◆ **WHAT YOU WILL DO**:
Extract all lines that hold "divisé" from the records below.

(Data records)
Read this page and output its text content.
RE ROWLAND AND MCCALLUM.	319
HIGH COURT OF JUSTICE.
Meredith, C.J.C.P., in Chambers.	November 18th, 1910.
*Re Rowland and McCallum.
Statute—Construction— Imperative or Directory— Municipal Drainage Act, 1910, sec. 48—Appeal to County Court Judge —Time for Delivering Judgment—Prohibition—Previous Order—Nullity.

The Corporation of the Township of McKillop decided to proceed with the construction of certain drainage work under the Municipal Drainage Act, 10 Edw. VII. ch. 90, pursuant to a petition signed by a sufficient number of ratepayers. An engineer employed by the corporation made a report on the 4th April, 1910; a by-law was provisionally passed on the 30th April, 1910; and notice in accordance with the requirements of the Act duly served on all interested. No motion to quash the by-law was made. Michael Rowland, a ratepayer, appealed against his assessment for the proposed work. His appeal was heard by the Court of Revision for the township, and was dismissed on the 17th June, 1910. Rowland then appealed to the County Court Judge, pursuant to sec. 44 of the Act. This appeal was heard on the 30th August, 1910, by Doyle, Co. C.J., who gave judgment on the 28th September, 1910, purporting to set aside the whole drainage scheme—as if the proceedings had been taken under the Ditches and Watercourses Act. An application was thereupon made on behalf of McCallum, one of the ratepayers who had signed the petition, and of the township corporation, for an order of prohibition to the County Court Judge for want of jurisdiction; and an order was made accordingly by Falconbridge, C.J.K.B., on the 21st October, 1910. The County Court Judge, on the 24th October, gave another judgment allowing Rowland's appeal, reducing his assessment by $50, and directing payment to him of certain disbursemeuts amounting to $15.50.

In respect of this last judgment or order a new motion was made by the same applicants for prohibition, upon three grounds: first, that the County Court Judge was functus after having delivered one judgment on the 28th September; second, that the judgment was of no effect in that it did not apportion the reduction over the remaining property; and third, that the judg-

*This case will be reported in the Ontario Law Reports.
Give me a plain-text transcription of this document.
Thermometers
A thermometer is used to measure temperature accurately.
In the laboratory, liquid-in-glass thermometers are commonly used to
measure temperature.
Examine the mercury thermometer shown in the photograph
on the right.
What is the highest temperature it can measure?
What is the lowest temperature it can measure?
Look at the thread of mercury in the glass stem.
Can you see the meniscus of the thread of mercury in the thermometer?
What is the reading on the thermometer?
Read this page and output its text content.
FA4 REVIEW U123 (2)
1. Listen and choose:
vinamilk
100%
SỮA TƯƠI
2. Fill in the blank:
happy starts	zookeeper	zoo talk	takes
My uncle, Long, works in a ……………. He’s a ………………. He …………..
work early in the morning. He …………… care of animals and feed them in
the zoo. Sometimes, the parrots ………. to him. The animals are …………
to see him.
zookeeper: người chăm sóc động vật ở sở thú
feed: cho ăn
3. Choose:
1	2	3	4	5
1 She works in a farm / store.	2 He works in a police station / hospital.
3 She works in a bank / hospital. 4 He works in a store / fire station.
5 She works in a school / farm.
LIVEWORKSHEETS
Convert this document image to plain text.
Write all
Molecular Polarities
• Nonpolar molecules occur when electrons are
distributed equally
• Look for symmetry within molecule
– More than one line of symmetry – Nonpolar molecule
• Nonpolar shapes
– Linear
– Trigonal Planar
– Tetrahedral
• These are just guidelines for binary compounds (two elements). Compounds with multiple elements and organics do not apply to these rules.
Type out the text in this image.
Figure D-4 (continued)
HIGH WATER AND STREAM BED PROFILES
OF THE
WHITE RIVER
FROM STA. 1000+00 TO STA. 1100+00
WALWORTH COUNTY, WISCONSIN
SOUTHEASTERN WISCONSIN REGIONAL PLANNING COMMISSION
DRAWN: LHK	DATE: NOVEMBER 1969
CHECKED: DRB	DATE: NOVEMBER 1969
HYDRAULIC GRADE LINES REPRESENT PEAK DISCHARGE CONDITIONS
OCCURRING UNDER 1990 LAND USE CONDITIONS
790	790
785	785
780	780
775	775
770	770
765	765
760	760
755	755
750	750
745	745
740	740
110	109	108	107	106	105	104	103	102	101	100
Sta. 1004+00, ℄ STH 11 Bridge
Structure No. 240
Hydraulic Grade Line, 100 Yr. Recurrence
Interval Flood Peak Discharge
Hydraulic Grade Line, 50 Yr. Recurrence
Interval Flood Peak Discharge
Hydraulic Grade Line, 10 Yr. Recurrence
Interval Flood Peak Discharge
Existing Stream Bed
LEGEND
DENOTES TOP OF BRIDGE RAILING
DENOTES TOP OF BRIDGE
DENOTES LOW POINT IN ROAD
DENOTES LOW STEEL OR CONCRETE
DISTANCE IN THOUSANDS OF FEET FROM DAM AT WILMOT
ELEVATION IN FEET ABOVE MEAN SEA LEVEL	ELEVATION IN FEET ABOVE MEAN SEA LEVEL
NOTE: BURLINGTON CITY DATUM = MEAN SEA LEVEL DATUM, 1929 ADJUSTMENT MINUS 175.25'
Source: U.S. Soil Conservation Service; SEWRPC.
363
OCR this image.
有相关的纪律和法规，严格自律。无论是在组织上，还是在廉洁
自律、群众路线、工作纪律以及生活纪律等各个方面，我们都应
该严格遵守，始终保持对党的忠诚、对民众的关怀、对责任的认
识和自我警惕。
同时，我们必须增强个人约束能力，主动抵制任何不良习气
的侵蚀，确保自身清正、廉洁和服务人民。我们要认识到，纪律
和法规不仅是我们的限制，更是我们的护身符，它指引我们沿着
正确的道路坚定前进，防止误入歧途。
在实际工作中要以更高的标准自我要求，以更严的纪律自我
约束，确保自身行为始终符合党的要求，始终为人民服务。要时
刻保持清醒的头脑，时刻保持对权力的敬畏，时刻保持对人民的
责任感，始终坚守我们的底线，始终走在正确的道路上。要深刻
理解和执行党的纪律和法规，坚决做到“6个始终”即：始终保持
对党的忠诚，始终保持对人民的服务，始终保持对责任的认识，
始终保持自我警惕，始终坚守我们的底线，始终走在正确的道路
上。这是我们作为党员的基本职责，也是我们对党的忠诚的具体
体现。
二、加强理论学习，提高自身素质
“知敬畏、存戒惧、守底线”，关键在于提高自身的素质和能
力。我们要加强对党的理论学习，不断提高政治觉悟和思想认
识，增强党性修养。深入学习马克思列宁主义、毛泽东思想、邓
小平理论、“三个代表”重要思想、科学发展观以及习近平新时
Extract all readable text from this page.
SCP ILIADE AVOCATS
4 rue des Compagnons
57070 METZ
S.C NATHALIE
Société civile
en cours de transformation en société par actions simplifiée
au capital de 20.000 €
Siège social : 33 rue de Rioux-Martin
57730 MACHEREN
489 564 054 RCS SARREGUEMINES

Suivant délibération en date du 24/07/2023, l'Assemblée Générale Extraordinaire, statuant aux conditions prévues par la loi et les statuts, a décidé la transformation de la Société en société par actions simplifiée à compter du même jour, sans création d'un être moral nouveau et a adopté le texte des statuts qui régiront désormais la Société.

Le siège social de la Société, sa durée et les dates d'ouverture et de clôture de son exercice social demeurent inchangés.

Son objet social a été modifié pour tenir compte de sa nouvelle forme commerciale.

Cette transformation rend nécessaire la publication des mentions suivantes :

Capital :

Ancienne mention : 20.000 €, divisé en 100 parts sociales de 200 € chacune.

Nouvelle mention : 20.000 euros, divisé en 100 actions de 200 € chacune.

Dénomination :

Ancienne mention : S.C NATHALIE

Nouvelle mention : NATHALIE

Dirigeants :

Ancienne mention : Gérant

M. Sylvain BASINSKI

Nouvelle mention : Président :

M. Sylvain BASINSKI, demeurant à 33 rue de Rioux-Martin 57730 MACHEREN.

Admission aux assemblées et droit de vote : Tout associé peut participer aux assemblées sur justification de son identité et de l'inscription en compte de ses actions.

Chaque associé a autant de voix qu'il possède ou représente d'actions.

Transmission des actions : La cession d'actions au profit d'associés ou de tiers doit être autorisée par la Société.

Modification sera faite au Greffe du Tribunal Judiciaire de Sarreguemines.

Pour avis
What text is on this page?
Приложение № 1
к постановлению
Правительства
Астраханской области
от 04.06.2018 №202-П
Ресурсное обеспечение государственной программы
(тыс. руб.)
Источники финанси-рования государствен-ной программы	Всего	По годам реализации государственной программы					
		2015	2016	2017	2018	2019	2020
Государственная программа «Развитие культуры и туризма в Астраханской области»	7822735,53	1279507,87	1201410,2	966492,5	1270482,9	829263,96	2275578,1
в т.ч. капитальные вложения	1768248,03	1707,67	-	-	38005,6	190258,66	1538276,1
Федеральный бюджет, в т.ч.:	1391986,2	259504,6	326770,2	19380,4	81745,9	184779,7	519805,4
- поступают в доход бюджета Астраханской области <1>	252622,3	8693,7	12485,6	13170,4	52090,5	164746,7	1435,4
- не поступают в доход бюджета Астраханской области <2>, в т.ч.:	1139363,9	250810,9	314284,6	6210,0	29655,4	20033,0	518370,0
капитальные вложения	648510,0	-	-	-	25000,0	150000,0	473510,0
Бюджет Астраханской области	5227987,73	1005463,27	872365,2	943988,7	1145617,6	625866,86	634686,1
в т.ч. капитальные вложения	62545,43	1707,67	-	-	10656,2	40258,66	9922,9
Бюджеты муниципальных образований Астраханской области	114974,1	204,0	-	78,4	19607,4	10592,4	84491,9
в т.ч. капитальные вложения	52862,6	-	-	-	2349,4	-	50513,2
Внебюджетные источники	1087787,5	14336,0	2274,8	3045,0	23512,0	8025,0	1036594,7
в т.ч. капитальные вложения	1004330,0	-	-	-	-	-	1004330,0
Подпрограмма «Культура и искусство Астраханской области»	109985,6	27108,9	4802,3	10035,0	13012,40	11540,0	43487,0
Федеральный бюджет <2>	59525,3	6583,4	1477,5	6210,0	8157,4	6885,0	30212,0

◆ **SOLUTION FOR THIS EXERCISE**:
Ancienne mention : 20.000 €, divisé en 100 parts sociales de 200 € chacune.
Nouvelle mention : 20.000 euros, divisé en 100 actions de 200 € chacune.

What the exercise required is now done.